■ **Set exercise**
Determine the number of lines in the listing below where the string "PRODUCTEURS" occurs; answer with the number alone.

■ **Recorded data**
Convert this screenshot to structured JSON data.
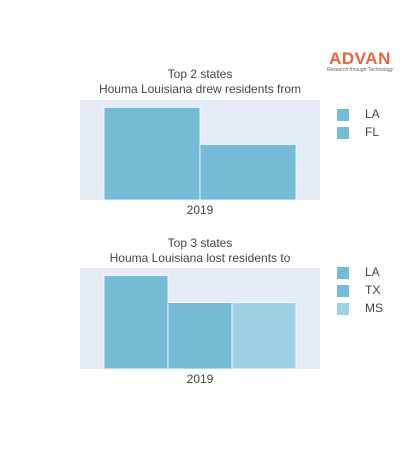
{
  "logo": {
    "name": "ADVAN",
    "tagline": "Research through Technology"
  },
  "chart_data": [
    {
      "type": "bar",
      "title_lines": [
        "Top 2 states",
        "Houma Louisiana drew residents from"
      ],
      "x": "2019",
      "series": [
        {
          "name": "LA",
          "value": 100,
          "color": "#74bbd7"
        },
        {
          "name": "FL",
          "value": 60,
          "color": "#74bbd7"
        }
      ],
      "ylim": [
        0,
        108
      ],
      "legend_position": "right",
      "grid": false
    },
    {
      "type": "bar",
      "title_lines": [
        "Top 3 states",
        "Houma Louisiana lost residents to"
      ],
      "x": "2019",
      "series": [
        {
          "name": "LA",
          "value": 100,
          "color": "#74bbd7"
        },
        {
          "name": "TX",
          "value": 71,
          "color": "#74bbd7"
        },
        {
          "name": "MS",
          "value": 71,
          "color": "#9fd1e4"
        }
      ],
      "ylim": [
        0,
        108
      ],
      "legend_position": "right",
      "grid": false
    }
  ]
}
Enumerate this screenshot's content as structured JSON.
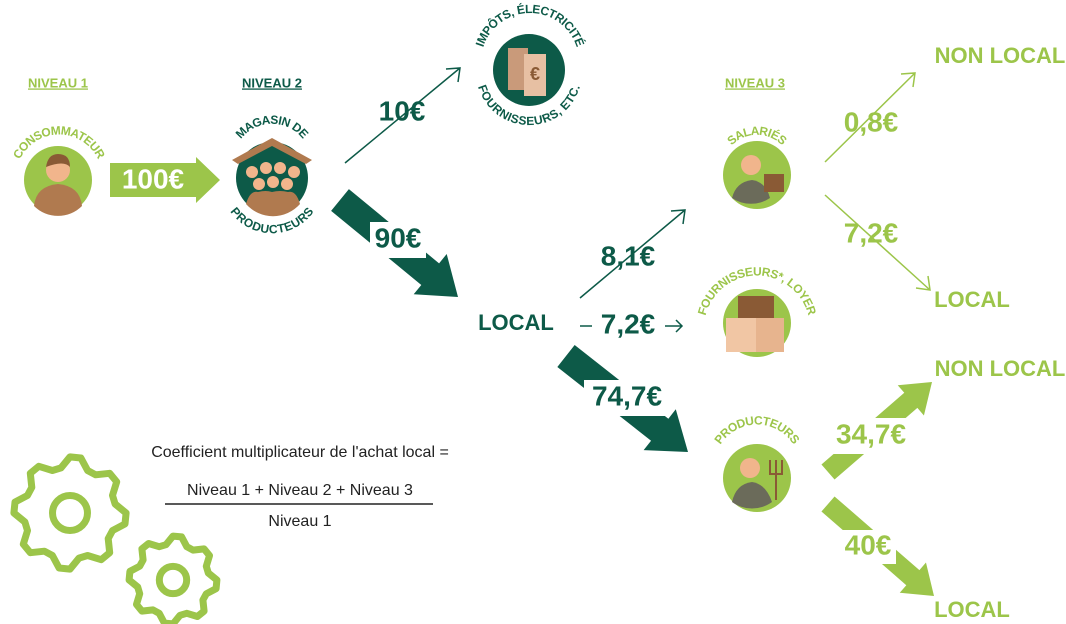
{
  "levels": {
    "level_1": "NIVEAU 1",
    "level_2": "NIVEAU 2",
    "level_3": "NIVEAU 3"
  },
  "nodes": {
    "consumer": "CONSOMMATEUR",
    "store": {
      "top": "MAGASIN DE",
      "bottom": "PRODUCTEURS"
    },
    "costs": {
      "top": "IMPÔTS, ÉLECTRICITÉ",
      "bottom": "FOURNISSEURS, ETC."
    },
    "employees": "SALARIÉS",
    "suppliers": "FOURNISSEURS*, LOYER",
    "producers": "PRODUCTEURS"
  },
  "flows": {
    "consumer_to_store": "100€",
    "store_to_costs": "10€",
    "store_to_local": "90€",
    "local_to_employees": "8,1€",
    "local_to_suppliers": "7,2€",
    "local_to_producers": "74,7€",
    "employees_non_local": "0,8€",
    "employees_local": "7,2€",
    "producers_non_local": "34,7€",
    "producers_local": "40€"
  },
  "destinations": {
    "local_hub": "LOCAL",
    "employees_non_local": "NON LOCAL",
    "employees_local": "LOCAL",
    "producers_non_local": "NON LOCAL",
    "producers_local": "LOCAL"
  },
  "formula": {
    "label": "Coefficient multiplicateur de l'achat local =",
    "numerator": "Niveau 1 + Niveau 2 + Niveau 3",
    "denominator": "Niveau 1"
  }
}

■ **Result of this exercise**
2